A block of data
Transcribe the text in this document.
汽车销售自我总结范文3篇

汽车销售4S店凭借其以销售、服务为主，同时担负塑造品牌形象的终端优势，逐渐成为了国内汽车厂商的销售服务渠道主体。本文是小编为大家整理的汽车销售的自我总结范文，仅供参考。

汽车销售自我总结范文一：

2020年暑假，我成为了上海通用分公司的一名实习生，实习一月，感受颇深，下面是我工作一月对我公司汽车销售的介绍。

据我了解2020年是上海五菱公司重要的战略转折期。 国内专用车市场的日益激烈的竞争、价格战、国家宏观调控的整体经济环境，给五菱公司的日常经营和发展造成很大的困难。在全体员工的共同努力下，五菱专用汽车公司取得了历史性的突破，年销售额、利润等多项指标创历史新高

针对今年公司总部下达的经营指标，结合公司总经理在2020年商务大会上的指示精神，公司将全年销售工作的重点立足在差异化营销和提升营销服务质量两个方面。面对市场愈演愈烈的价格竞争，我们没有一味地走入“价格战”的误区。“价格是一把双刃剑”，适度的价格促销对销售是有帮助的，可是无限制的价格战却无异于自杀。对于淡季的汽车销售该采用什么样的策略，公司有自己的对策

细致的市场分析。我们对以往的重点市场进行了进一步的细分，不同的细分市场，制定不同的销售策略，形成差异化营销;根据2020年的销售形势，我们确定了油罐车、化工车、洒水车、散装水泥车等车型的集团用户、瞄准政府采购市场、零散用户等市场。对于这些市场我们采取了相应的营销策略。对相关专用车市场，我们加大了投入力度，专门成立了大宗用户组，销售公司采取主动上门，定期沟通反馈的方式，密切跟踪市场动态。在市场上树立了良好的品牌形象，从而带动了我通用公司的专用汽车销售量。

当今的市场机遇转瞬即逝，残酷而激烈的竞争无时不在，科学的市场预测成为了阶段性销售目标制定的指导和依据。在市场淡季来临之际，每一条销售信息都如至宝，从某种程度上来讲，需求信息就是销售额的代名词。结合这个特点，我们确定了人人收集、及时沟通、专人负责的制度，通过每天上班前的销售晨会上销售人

* Task to complete
Output the full listing exactly as it stands.

* Full answer
Transcribe the text in this document.
汽车销售自我总结范文3篇

汽车销售4S店凭借其以销售、服务为主，同时担负塑造品牌形象的终端优势，逐渐成为了国内汽车厂商的销售服务渠道主体。本文是小编为大家整理的汽车销售的自我总结范文，仅供参考。

汽车销售自我总结范文一：

2020年暑假，我成为了上海通用分公司的一名实习生，实习一月，感受颇深，下面是我工作一月对我公司汽车销售的介绍。

据我了解2020年是上海五菱公司重要的战略转折期。 国内专用车市场的日益激烈的竞争、价格战、国家宏观调控的整体经济环境，给五菱公司的日常经营和发展造成很大的困难。在全体员工的共同努力下，五菱专用汽车公司取得了历史性的突破，年销售额、利润等多项指标创历史新高

针对今年公司总部下达的经营指标，结合公司总经理在2020年商务大会上的指示精神，公司将全年销售工作的重点立足在差异化营销和提升营销服务质量两个方面。面对市场愈演愈烈的价格竞争，我们没有一味地走入“价格战”的误区。“价格是一把双刃剑”，适度的价格促销对销售是有帮助的，可是无限制的价格战却无异于自杀。对于淡季的汽车销售该采用什么样的策略，公司有自己的对策

细致的市场分析。我们对以往的重点市场进行了进一步的细分，不同的细分市场，制定不同的销售策略，形成差异化营销;根据2020年的销售形势，我们确定了油罐车、化工车、洒水车、散装水泥车等车型的集团用户、瞄准政府采购市场、零散用户等市场。对于这些市场我们采取了相应的营销策略。对相关专用车市场，我们加大了投入力度，专门成立了大宗用户组，销售公司采取主动上门，定期沟通反馈的方式，密切跟踪市场动态。在市场上树立了良好的品牌形象，从而带动了我通用公司的专用汽车销售量。

当今的市场机遇转瞬即逝，残酷而激烈的竞争无时不在，科学的市场预测成为了阶段性销售目标制定的指导和依据。在市场淡季来临之际，每一条销售信息都如至宝，从某种程度上来讲，需求信息就是销售额的代名词。结合这个特点，我们确定了人人收集、及时沟通、专人负责的制度，通过每天上班前的销售晨会上销售人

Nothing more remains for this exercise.